TEXTE DE LA PAGE:
************

R.G : N° RG 21/00878 – N° Portalis DBVQ-V-B7F-E7Z6

S.C.I. LES P’TITS JAMOTS

c/

S.A.R.L. PMR

S.A.S. P.V.F.

Compagnie d’assurance CAISSE REGIONALE D’ASSURANCES MUTUELLES AGRICOLES DU NORD EST

Formule exécutoire le :

à :

Me Antoine GINESTRA

la SELARL JACQUEMET SEGOLENE

COUR D’APPEL DE REIMS

CHAMBRE CIVILE-1° SECTION

ARRET DU 10 MAI 2022

APPELANTE :

d’un jugement rendu le 19 mars 2021 par le TJ hors JAF, JEX, JLD, J. EXPRO, JCP de Reims

S.C.I. LES P’TITS JAMOTS

[Adresse 4]

[Localité 6]

Représentée par Me Antoine GINESTRA, avocat au barreau de REIMS

INTIMEES :

S.A.R.L. PMR Société à responsabilité limité unipersonnelle au capital de 7.700€ immatriculée au RCS de REIMS

[Adresse 9]

[Localité 8]

Représentée par Me Ségolène JACQUEMET-POMMERON de la SELARL JACQUEMET SEGOLENE, avocat au barreau de REIMS

S.A.S. P.V.F.

[Adresse 2]

[Localité 7]

Représentée par Me Isabelle GUILLAUMET-DECORNE de la SELARL OPTHÉMIS, avocat au barreau de REIMS

CAISSE REGIONALE D’ASSURANCES MUTUELLES AGRICOLES DU NORD EST exerçant sous l’appellation GROUPAMA NORD-EST

[Adresse 3]

[Localité 5]

Représentée par Me Isabelle GUILLAUMET-DECORNE de la SELARL OPTHÉMIS, avocat au barreau de REIMS

COMPOSITION DE LA COUR LORS DES DEBATS :

Madame MATHIEU conseiller, a entendu les plaidoiries, les parties ne s’y étant pas opposées ; en a rendu compte à la cour lors de son délibéré.

************

LIGNES DE DONNÉES:
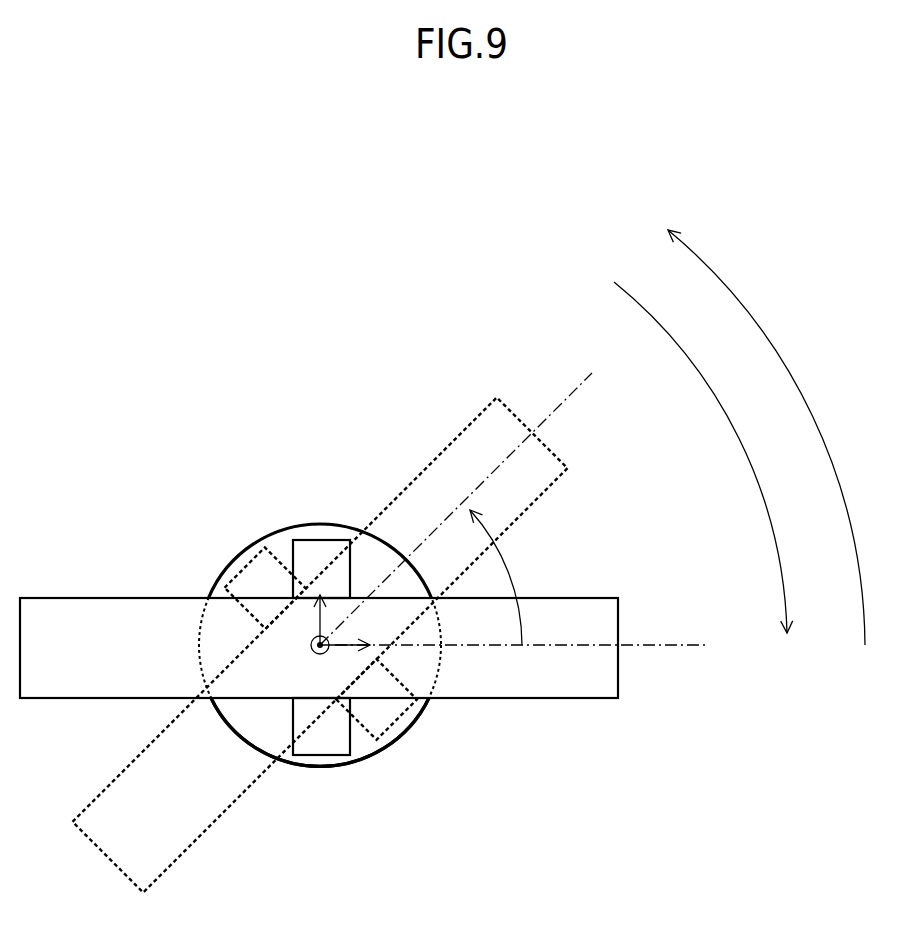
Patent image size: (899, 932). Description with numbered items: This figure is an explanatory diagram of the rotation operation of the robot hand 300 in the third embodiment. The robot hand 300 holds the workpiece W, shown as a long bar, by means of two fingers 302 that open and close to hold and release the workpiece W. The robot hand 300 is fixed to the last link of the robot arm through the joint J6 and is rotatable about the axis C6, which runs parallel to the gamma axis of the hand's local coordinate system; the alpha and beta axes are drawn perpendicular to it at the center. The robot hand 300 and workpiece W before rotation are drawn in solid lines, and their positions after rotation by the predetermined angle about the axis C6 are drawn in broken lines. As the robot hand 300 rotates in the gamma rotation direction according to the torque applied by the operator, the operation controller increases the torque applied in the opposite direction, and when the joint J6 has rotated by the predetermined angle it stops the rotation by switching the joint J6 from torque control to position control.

The robot hand 300 is at (248, 520).
The fingers 302 is at (313, 540).
The workpiece W is at (427, 465).
The axis C6 is at (312, 641).
The joint J6 is at (370, 772).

************

TRAVAIL À EFFECTUER:
Reproduisez à l'identique, dans l'arrêt de la cour d'appel de Reims, tout ce qui va de « COMPOSITION DE LA » jusqu'à « de son délibéré. » inclus.

RÉSULTAT OBTENU:
COMPOSITION DE LA COUR LORS DES DEBATS :

Madame MATHIEU conseiller, a entendu les plaidoiries, les parties ne s’y étant pas opposées ; en a rendu compte à la cour lors de son délibéré.